(Figure record extracts)

—————

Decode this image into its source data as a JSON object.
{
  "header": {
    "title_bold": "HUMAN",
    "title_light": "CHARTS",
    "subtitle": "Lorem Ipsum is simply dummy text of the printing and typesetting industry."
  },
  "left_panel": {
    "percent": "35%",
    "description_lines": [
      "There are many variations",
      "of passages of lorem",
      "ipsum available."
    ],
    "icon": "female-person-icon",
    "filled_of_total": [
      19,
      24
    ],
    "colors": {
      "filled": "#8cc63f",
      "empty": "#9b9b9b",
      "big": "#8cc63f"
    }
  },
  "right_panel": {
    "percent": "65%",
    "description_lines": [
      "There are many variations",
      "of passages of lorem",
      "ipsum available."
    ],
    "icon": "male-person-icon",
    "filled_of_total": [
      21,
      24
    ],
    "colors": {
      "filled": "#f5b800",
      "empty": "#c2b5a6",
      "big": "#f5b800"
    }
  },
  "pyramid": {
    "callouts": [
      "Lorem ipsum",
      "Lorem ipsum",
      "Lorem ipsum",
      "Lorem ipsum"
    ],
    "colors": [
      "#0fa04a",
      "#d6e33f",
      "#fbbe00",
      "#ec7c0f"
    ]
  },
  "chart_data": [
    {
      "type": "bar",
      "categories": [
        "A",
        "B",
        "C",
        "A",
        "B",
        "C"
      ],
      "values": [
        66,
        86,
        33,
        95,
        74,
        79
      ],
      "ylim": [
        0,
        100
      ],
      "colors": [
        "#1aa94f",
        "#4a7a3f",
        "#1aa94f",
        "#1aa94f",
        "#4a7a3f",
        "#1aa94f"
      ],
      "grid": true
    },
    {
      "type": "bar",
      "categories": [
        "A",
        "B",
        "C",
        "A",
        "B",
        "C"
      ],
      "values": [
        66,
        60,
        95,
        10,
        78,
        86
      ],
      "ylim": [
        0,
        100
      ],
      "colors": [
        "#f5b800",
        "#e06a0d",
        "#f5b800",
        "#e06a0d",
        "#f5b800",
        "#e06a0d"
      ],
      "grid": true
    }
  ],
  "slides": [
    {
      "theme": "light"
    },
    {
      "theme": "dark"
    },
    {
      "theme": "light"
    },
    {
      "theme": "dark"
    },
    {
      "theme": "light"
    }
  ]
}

—————

WHAT TO DO:
Write out all the records above again, exactly as they stand.

SOLUTION TO THIS TASK:
Decode this image into its source data as a JSON object.
{
  "header": {
    "title_bold": "HUMAN",
    "title_light": "CHARTS",
    "subtitle": "Lorem Ipsum is simply dummy text of the printing and typesetting industry."
  },
  "left_panel": {
    "percent": "35%",
    "description_lines": [
      "There are many variations",
      "of passages of lorem",
      "ipsum available."
    ],
    "icon": "female-person-icon",
    "filled_of_total": [
      19,
      24
    ],
    "colors": {
      "filled": "#8cc63f",
      "empty": "#9b9b9b",
      "big": "#8cc63f"
    }
  },
  "right_panel": {
    "percent": "65%",
    "description_lines": [
      "There are many variations",
      "of passages of lorem",
      "ipsum available."
    ],
    "icon": "male-person-icon",
    "filled_of_total": [
      21,
      24
    ],
    "colors": {
      "filled": "#f5b800",
      "empty": "#c2b5a6",
      "big": "#f5b800"
    }
  },
  "pyramid": {
    "callouts": [
      "Lorem ipsum",
      "Lorem ipsum",
      "Lorem ipsum",
      "Lorem ipsum"
    ],
    "colors": [
      "#0fa04a",
      "#d6e33f",
      "#fbbe00",
      "#ec7c0f"
    ]
  },
  "chart_data": [
    {
      "type": "bar",
      "categories": [
        "A",
        "B",
        "C",
        "A",
        "B",
        "C"
      ],
      "values": [
        66,
        86,
        33,
        95,
        74,
        79
      ],
      "ylim": [
        0,
        100
      ],
      "colors": [
        "#1aa94f",
        "#4a7a3f",
        "#1aa94f",
        "#1aa94f",
        "#4a7a3f",
        "#1aa94f"
      ],
      "grid": true
    },
    {
      "type": "bar",
      "categories": [
        "A",
        "B",
        "C",
        "A",
        "B",
        "C"
      ],
      "values": [
        66,
        60,
        95,
        10,
        78,
        86
      ],
      "ylim": [
        0,
        100
      ],
      "colors": [
        "#f5b800",
        "#e06a0d",
        "#f5b800",
        "#e06a0d",
        "#f5b800",
        "#e06a0d"
      ],
      "grid": true
    }
  ],
  "slides": [
    {
      "theme": "light"
    },
    {
      "theme": "dark"
    },
    {
      "theme": "light"
    },
    {
      "theme": "dark"
    },
    {
      "theme": "light"
    }
  ]
}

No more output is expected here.